- **WHAT TO DO**: Give every entry again, word for word and in full.

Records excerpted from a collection
[Begin]
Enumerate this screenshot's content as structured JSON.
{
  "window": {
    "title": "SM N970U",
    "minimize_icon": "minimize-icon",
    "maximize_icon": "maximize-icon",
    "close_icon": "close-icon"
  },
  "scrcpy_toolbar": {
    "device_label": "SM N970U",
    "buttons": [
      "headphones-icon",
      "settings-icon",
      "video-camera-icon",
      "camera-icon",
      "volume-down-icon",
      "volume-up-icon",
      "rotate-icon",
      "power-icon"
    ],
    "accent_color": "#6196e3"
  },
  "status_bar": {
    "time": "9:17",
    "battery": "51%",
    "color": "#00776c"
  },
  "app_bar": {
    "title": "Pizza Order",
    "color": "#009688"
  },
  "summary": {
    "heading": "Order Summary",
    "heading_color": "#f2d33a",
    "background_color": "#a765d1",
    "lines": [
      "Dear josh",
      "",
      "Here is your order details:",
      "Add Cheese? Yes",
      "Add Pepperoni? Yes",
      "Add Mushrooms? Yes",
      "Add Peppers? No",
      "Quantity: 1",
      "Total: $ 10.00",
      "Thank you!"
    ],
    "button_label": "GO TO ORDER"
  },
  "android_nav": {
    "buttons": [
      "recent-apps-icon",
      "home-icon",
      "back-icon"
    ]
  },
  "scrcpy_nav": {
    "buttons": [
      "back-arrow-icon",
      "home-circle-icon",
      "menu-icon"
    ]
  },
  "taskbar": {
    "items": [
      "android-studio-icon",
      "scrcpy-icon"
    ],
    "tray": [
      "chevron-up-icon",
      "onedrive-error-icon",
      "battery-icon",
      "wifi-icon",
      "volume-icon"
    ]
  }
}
[End]
- **RESULT OF THE EXERCISE**:
Enumerate this screenshot's content as structured JSON.
{
  "window": {
    "title": "SM N970U",
    "minimize_icon": "minimize-icon",
    "maximize_icon": "maximize-icon",
    "close_icon": "close-icon"
  },
  "scrcpy_toolbar": {
    "device_label": "SM N970U",
    "buttons": [
      "headphones-icon",
      "settings-icon",
      "video-camera-icon",
      "camera-icon",
      "volume-down-icon",
      "volume-up-icon",
      "rotate-icon",
      "power-icon"
    ],
    "accent_color": "#6196e3"
  },
  "status_bar": {
    "time": "9:17",
    "battery": "51%",
    "color": "#00776c"
  },
  "app_bar": {
    "title": "Pizza Order",
    "color": "#009688"
  },
  "summary": {
    "heading": "Order Summary",
    "heading_color": "#f2d33a",
    "background_color": "#a765d1",
    "lines": [
      "Dear josh",
      "",
      "Here is your order details:",
      "Add Cheese? Yes",
      "Add Pepperoni? Yes",
      "Add Mushrooms? Yes",
      "Add Peppers? No",
      "Quantity: 1",
      "Total: $ 10.00",
      "Thank you!"
    ],
    "button_label": "GO TO ORDER"
  },
  "android_nav": {
    "buttons": [
      "recent-apps-icon",
      "home-icon",
      "back-icon"
    ]
  },
  "scrcpy_nav": {
    "buttons": [
      "back-arrow-icon",
      "home-circle-icon",
      "menu-icon"
    ]
  },
  "taskbar": {
    "items": [
      "android-studio-icon",
      "scrcpy-icon"
    ],
    "tray": [
      "chevron-up-icon",
      "onedrive-error-icon",
      "battery-icon",
      "wifi-icon",
      "volume-icon"
    ]
  }
}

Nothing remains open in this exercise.